** Set exercise **
Copy all the material below, exactly as it stands.
************
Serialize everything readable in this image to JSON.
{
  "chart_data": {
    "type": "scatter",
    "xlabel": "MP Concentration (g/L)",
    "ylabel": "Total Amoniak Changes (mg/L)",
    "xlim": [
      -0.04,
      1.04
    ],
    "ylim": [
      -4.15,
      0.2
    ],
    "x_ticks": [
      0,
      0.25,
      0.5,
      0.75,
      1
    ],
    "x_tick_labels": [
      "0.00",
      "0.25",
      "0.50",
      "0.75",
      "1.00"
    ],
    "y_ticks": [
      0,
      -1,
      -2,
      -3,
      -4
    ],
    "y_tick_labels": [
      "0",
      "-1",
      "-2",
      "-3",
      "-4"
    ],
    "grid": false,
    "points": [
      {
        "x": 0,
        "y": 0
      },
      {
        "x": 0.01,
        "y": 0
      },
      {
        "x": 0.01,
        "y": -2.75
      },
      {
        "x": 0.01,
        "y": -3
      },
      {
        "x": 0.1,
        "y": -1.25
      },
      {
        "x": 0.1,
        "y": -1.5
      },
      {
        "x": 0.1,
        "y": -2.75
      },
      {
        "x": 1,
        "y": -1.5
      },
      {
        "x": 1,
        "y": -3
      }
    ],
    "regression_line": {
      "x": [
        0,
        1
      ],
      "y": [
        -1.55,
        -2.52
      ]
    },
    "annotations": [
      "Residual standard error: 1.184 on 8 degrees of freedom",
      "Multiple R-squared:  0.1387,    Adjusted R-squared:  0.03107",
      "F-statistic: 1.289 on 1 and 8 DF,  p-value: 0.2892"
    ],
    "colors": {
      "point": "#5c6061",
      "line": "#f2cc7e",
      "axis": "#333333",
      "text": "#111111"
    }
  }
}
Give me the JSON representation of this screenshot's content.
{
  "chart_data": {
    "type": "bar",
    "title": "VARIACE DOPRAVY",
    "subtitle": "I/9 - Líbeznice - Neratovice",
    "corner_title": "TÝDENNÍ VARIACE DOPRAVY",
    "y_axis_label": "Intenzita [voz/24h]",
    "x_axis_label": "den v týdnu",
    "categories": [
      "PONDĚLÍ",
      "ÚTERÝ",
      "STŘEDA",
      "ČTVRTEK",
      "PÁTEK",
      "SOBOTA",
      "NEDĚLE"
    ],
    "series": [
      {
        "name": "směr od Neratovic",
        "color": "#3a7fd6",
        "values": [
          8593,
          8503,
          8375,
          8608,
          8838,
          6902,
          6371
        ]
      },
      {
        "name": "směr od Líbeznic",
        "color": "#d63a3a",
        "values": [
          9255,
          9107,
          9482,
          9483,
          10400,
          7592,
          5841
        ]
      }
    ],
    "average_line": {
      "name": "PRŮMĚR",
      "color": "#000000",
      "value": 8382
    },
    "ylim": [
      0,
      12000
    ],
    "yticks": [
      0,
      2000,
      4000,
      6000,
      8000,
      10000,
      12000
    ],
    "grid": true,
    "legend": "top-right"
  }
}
************
** Complete response **
Serialize everything readable in this image to JSON.
{
  "chart_data": {
    "type": "scatter",
    "xlabel": "MP Concentration (g/L)",
    "ylabel": "Total Amoniak Changes (mg/L)",
    "xlim": [
      -0.04,
      1.04
    ],
    "ylim": [
      -4.15,
      0.2
    ],
    "x_ticks": [
      0,
      0.25,
      0.5,
      0.75,
      1
    ],
    "x_tick_labels": [
      "0.00",
      "0.25",
      "0.50",
      "0.75",
      "1.00"
    ],
    "y_ticks": [
      0,
      -1,
      -2,
      -3,
      -4
    ],
    "y_tick_labels": [
      "0",
      "-1",
      "-2",
      "-3",
      "-4"
    ],
    "grid": false,
    "points": [
      {
        "x": 0,
        "y": 0
      },
      {
        "x": 0.01,
        "y": 0
      },
      {
        "x": 0.01,
        "y": -2.75
      },
      {
        "x": 0.01,
        "y": -3
      },
      {
        "x": 0.1,
        "y": -1.25
      },
      {
        "x": 0.1,
        "y": -1.5
      },
      {
        "x": 0.1,
        "y": -2.75
      },
      {
        "x": 1,
        "y": -1.5
      },
      {
        "x": 1,
        "y": -3
      }
    ],
    "regression_line": {
      "x": [
        0,
        1
      ],
      "y": [
        -1.55,
        -2.52
      ]
    },
    "annotations": [
      "Residual standard error: 1.184 on 8 degrees of freedom",
      "Multiple R-squared:  0.1387,    Adjusted R-squared:  0.03107",
      "F-statistic: 1.289 on 1 and 8 DF,  p-value: 0.2892"
    ],
    "colors": {
      "point": "#5c6061",
      "line": "#f2cc7e",
      "axis": "#333333",
      "text": "#111111"
    }
  }
}
Give me the JSON representation of this screenshot's content.
{
  "chart_data": {
    "type": "bar",
    "title": "VARIACE DOPRAVY",
    "subtitle": "I/9 - Líbeznice - Neratovice",
    "corner_title": "TÝDENNÍ VARIACE DOPRAVY",
    "y_axis_label": "Intenzita [voz/24h]",
    "x_axis_label": "den v týdnu",
    "categories": [
      "PONDĚLÍ",
      "ÚTERÝ",
      "STŘEDA",
      "ČTVRTEK",
      "PÁTEK",
      "SOBOTA",
      "NEDĚLE"
    ],
    "series": [
      {
        "name": "směr od Neratovic",
        "color": "#3a7fd6",
        "values": [
          8593,
          8503,
          8375,
          8608,
          8838,
          6902,
          6371
        ]
      },
      {
        "name": "směr od Líbeznic",
        "color": "#d63a3a",
        "values": [
          9255,
          9107,
          9482,
          9483,
          10400,
          7592,
          5841
        ]
      }
    ],
    "average_line": {
      "name": "PRŮMĚR",
      "color": "#000000",
      "value": 8382
    },
    "ylim": [
      0,
      12000
    ],
    "yticks": [
      0,
      2000,
      4000,
      6000,
      8000,
      10000,
      12000
    ],
    "grid": true,
    "legend": "top-right"
  }
}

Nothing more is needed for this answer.